Restate all the material verbatim, except for the pictures.
::: Records provided :::
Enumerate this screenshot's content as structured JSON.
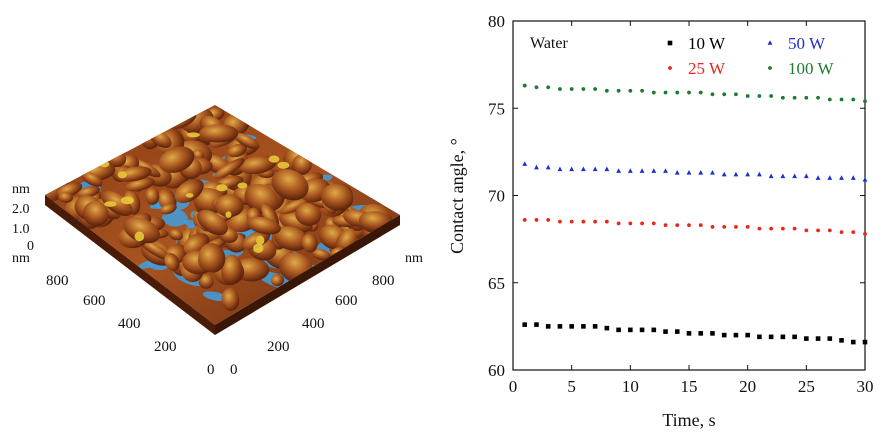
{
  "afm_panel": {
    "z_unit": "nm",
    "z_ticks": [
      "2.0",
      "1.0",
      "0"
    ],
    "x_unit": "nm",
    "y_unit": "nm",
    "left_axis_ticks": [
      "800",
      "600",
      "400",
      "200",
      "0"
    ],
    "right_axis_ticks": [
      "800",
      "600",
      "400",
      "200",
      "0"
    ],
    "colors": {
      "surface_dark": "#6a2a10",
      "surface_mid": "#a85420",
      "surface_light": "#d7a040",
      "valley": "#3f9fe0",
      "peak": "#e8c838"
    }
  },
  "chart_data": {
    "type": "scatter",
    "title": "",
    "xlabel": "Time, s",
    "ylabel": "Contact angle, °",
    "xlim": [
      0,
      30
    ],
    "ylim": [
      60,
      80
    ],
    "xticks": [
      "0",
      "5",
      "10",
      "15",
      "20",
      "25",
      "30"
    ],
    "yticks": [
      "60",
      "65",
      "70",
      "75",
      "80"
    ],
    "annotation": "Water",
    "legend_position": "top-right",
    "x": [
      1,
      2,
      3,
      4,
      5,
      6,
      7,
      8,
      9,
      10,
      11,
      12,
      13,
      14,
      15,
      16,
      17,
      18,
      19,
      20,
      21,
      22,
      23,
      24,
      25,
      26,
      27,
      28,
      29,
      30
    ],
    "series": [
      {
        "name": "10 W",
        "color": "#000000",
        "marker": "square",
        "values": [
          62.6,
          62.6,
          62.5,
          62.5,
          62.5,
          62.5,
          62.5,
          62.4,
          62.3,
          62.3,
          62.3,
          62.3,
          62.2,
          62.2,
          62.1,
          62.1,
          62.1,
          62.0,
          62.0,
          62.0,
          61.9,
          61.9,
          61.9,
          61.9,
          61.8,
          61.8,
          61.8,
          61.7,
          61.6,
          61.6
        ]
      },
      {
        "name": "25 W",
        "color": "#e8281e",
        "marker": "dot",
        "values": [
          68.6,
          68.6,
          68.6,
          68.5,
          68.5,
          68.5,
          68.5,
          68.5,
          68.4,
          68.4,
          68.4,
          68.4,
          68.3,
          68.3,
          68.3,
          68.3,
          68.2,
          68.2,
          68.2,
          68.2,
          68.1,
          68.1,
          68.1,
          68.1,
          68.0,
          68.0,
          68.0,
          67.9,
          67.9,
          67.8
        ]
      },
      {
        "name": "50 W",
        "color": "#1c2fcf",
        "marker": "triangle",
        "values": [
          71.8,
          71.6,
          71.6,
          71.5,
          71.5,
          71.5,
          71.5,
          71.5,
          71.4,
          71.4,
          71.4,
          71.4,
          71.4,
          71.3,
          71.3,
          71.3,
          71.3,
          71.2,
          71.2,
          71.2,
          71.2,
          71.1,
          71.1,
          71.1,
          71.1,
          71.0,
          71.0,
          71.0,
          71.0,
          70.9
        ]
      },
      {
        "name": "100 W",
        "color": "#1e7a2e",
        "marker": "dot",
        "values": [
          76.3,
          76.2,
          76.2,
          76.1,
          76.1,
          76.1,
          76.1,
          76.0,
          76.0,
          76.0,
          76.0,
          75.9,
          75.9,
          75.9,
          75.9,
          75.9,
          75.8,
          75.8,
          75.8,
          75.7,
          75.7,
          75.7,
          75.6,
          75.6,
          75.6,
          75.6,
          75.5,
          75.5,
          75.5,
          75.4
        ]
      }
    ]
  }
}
:::
(Result below)
Enumerate this screenshot's content as structured JSON.
{
  "afm_panel": {
    "z_unit": "nm",
    "z_ticks": [
      "2.0",
      "1.0",
      "0"
    ],
    "x_unit": "nm",
    "y_unit": "nm",
    "left_axis_ticks": [
      "800",
      "600",
      "400",
      "200",
      "0"
    ],
    "right_axis_ticks": [
      "800",
      "600",
      "400",
      "200",
      "0"
    ],
    "colors": {
      "surface_dark": "#6a2a10",
      "surface_mid": "#a85420",
      "surface_light": "#d7a040",
      "valley": "#3f9fe0",
      "peak": "#e8c838"
    }
  },
  "chart_data": {
    "type": "scatter",
    "title": "",
    "xlabel": "Time, s",
    "ylabel": "Contact angle, °",
    "xlim": [
      0,
      30
    ],
    "ylim": [
      60,
      80
    ],
    "xticks": [
      "0",
      "5",
      "10",
      "15",
      "20",
      "25",
      "30"
    ],
    "yticks": [
      "60",
      "65",
      "70",
      "75",
      "80"
    ],
    "annotation": "Water",
    "legend_position": "top-right",
    "x": [
      1,
      2,
      3,
      4,
      5,
      6,
      7,
      8,
      9,
      10,
      11,
      12,
      13,
      14,
      15,
      16,
      17,
      18,
      19,
      20,
      21,
      22,
      23,
      24,
      25,
      26,
      27,
      28,
      29,
      30
    ],
    "series": [
      {
        "name": "10 W",
        "color": "#000000",
        "marker": "square",
        "values": [
          62.6,
          62.6,
          62.5,
          62.5,
          62.5,
          62.5,
          62.5,
          62.4,
          62.3,
          62.3,
          62.3,
          62.3,
          62.2,
          62.2,
          62.1,
          62.1,
          62.1,
          62.0,
          62.0,
          62.0,
          61.9,
          61.9,
          61.9,
          61.9,
          61.8,
          61.8,
          61.8,
          61.7,
          61.6,
          61.6
        ]
      },
      {
        "name": "25 W",
        "color": "#e8281e",
        "marker": "dot",
        "values": [
          68.6,
          68.6,
          68.6,
          68.5,
          68.5,
          68.5,
          68.5,
          68.5,
          68.4,
          68.4,
          68.4,
          68.4,
          68.3,
          68.3,
          68.3,
          68.3,
          68.2,
          68.2,
          68.2,
          68.2,
          68.1,
          68.1,
          68.1,
          68.1,
          68.0,
          68.0,
          68.0,
          67.9,
          67.9,
          67.8
        ]
      },
      {
        "name": "50 W",
        "color": "#1c2fcf",
        "marker": "triangle",
        "values": [
          71.8,
          71.6,
          71.6,
          71.5,
          71.5,
          71.5,
          71.5,
          71.5,
          71.4,
          71.4,
          71.4,
          71.4,
          71.4,
          71.3,
          71.3,
          71.3,
          71.3,
          71.2,
          71.2,
          71.2,
          71.2,
          71.1,
          71.1,
          71.1,
          71.1,
          71.0,
          71.0,
          71.0,
          71.0,
          70.9
        ]
      },
      {
        "name": "100 W",
        "color": "#1e7a2e",
        "marker": "dot",
        "values": [
          76.3,
          76.2,
          76.2,
          76.1,
          76.1,
          76.1,
          76.1,
          76.0,
          76.0,
          76.0,
          76.0,
          75.9,
          75.9,
          75.9,
          75.9,
          75.9,
          75.8,
          75.8,
          75.8,
          75.7,
          75.7,
          75.7,
          75.6,
          75.6,
          75.6,
          75.6,
          75.5,
          75.5,
          75.5,
          75.4
        ]
      }
    ]
  }
}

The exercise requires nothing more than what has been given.